• WHAT THIS EXERCISE ASKS:
(1) Answer these questions from the router-LSA excerpt:
(a) With the R-bit clear, how are all local addresses on the router advertised?
(b) What cost should be set for other links?
(c) Which step of which section of [RFC2328] does the excerpt modify?
(2) Carry on the router-LSA and SPF calculation excerpt, starting after its last sentence.
─── DOCUMENT SEGMENT ───
5.  Advertising of local addresses in the Router LSA

   When the R-bit is clear in the router-LSA:

   1.  All local addresses on the router are advertised as stub links in
       the router-LSA with a metric set to the interface output cost.

   2.  The cost of other links should be set to LSInfinity as defined in
       section 2 of [RFC3137].

6.  Modification in SPF calculation

   The step 2 in section 16.1 of [RFC2328] is modified as follows:

   Call the vertex just added to the tree vertex V. Examine the LSA
   associated with vertex V. This is a lookup in the Area A's link state
   database based on the Vertex ID.  If this is a router-LSA, and bit V
   of the router-LSA (see Section A.4.2) is set, set Area A's
   TransitCapability to TRUE.  In any case, each link described by the
   LSA gives the cost to an adjacent vertex.
─── DATASET ENTRIES ───
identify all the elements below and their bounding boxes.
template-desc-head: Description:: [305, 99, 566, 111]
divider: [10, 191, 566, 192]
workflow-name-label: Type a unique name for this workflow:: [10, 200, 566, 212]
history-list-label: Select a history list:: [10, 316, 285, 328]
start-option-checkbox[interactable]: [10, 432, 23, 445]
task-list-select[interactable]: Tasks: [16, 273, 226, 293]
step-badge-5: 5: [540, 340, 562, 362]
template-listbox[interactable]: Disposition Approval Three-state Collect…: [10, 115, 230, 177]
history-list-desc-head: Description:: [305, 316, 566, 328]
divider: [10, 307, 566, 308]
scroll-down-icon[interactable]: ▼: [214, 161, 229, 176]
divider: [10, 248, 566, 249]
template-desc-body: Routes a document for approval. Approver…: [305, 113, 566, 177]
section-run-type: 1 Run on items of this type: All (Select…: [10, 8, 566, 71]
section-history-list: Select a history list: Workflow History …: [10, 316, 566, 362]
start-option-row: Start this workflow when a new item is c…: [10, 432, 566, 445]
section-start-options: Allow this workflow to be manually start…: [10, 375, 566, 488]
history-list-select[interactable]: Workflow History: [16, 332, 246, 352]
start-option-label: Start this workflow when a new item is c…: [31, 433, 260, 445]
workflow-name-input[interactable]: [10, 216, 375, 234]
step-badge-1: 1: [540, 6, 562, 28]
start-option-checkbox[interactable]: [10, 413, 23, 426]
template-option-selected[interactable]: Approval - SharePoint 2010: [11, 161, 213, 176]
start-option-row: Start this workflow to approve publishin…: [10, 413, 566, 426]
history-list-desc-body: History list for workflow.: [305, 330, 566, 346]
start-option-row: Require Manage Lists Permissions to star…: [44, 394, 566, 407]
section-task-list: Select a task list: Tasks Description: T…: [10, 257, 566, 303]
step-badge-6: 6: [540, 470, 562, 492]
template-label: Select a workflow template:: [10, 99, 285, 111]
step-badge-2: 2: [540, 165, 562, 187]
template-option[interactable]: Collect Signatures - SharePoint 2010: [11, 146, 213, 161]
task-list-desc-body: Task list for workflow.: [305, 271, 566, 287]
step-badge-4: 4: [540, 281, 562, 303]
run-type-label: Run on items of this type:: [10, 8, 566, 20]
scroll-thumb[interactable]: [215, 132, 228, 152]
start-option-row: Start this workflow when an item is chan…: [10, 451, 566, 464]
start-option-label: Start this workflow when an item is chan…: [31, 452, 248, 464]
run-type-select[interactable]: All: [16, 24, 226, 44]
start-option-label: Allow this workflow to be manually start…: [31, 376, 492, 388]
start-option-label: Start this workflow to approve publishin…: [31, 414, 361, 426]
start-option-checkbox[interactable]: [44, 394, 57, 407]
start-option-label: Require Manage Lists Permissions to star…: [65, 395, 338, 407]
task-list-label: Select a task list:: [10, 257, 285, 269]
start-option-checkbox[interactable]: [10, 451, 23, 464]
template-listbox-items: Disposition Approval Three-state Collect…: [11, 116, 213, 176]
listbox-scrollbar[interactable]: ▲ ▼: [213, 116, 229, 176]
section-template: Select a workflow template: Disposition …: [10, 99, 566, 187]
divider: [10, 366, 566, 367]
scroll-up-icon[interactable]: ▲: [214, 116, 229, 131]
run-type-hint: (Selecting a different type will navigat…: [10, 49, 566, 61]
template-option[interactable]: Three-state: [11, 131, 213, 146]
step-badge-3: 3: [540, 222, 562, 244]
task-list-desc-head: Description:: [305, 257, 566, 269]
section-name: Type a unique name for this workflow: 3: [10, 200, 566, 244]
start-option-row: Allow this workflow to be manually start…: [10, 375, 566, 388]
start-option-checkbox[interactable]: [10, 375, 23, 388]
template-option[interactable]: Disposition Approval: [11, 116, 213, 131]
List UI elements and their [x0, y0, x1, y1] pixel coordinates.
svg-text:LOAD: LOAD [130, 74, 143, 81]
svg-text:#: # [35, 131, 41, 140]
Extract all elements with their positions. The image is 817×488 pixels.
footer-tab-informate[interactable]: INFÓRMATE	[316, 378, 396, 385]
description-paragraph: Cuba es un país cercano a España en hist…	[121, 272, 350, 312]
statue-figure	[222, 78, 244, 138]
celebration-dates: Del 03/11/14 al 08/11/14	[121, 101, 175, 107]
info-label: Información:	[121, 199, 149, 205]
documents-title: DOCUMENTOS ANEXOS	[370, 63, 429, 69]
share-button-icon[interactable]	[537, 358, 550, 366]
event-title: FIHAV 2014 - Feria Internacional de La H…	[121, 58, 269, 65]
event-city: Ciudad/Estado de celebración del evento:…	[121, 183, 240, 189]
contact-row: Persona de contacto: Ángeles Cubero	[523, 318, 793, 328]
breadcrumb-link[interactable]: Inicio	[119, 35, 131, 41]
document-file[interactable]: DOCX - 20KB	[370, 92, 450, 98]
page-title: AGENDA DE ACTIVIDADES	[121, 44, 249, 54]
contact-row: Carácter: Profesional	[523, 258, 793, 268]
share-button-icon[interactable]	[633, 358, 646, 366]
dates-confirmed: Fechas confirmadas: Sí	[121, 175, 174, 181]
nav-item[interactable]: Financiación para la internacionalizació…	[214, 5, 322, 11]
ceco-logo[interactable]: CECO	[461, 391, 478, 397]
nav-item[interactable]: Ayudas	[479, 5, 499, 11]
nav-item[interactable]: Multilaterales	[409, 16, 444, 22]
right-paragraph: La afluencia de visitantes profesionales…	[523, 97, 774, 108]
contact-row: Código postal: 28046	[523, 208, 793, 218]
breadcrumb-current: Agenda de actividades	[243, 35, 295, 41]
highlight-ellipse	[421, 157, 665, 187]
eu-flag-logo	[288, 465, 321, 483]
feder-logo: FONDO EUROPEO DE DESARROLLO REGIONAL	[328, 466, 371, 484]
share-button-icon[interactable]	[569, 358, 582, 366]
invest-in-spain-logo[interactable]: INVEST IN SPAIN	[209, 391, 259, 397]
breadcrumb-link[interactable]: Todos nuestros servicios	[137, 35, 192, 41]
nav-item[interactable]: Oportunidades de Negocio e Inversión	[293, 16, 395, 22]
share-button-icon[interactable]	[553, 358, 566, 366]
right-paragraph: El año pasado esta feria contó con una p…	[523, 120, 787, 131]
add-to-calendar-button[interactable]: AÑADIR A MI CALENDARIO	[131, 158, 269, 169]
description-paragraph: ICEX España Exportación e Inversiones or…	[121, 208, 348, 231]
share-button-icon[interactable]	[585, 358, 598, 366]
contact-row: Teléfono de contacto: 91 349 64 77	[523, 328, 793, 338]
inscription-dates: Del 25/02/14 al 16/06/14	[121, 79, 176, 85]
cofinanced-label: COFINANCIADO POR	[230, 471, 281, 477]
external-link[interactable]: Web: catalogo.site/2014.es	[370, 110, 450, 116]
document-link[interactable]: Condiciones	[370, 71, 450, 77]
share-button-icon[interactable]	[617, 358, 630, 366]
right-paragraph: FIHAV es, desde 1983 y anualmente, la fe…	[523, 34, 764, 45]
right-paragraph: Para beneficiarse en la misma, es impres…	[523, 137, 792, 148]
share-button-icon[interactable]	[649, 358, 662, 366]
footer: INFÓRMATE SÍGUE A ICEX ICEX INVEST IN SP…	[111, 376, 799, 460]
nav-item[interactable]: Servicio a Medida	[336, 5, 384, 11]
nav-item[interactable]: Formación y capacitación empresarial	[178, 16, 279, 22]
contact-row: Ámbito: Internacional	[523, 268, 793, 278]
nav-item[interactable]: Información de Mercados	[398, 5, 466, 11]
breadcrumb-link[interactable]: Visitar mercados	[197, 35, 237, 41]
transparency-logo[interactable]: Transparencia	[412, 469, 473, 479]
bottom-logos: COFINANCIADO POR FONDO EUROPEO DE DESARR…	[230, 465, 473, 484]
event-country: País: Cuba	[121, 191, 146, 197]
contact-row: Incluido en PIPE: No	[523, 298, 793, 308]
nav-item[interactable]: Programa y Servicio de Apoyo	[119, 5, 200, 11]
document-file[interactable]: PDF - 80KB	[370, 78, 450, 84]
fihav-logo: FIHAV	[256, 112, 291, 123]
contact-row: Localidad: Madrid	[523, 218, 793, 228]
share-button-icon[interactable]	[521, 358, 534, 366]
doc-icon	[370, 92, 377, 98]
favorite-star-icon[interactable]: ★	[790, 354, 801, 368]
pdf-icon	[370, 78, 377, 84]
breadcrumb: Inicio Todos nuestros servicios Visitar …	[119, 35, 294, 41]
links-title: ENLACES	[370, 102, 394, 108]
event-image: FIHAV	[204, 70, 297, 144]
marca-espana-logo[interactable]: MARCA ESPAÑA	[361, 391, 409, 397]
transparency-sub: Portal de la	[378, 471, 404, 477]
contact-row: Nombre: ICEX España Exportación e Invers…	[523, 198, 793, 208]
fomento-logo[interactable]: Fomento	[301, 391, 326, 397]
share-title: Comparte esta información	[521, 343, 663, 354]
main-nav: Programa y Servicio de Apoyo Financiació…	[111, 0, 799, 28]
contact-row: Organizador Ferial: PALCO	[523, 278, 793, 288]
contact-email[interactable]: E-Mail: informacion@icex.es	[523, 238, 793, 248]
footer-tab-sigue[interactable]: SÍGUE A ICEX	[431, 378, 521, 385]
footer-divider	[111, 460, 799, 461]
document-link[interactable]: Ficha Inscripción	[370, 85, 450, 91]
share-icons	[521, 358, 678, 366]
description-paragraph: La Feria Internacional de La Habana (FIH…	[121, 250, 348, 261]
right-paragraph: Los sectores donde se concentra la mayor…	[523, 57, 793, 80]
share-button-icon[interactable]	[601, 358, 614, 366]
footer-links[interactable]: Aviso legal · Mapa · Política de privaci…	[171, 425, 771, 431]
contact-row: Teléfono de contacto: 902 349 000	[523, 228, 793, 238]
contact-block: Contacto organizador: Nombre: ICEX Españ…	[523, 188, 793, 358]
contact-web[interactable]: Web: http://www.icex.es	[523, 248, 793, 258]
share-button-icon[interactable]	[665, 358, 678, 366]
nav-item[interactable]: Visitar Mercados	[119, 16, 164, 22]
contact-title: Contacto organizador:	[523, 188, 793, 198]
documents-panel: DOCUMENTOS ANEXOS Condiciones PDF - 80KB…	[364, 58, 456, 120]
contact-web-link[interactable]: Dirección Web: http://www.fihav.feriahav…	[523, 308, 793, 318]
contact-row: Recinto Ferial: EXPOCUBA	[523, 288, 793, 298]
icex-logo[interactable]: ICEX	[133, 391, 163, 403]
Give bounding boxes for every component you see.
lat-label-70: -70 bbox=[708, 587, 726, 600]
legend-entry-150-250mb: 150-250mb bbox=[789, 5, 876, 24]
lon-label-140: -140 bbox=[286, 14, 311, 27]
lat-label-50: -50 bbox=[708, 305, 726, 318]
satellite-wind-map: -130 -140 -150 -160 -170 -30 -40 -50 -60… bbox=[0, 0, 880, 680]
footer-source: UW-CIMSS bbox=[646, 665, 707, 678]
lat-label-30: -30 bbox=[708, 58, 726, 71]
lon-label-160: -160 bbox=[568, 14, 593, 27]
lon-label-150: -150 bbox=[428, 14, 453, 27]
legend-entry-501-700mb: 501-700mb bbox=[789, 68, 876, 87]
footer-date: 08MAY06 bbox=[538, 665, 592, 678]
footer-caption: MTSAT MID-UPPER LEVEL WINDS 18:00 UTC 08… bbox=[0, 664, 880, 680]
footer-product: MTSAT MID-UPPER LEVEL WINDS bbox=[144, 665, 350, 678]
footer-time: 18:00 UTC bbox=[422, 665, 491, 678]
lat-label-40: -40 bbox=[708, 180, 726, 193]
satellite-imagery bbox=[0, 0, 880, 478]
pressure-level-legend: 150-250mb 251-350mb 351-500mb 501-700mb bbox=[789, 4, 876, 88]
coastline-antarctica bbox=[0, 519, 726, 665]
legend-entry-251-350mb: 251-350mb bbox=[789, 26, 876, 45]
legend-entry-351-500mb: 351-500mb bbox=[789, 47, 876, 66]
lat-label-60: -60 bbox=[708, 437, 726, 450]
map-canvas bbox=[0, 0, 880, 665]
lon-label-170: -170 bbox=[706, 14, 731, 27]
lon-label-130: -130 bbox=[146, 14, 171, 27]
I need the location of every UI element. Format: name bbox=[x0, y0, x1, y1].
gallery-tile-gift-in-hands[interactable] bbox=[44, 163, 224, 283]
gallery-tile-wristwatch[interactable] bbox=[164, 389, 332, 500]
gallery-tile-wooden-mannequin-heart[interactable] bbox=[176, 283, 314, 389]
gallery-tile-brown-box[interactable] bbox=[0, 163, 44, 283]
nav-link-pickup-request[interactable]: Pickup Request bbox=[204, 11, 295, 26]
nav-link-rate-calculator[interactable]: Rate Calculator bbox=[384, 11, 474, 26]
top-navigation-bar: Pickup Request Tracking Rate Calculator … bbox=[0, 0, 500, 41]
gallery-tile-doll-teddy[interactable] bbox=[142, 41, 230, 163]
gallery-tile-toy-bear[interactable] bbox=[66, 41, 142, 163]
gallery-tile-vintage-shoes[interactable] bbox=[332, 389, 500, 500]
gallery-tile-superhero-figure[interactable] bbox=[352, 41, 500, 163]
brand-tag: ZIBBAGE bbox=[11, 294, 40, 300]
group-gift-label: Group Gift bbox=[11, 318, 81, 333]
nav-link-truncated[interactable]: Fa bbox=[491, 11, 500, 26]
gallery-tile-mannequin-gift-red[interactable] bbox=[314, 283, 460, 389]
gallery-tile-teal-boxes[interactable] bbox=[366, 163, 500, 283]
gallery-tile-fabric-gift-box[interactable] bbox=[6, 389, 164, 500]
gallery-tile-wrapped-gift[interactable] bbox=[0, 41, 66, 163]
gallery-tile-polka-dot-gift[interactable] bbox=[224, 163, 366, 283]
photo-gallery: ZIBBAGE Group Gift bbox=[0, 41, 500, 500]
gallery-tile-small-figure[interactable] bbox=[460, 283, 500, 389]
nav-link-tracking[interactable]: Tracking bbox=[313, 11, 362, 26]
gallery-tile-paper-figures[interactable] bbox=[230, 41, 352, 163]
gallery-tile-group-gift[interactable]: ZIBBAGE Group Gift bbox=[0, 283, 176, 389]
───
• RESPONSES BY TASK:
(1)
(a) As stub links in the router-LSA, with a metric set to the interface output cost.
(b) LSInfinity, as defined in section 2 of [RFC3137].
(c) Step 2 in section 16.1.

(2)
   If all the router-LSAs in the area have the S-Bit set and vertex V is
   a router-LSA with R-bit clear and it is not the root, then all vertex
   V's links are ignored and the next vertex on the candidate list
   should be examined as described in Step 3.

7.  Backward compatibility

   For the modification in the SPF processing defined in section 6 of
   this document to take effect, all routers in the area MUST have the
   S-bit set.

   When an area switches from being all S-bit capable routers to a mix
   of S-bit capable and non-capable, previous no-transit routers may now
   considered as potential transit nodes.  Likewise, when a mixed area
   switches to being all S-bit capable, paths will no longer be computed
   through no-transit nodes.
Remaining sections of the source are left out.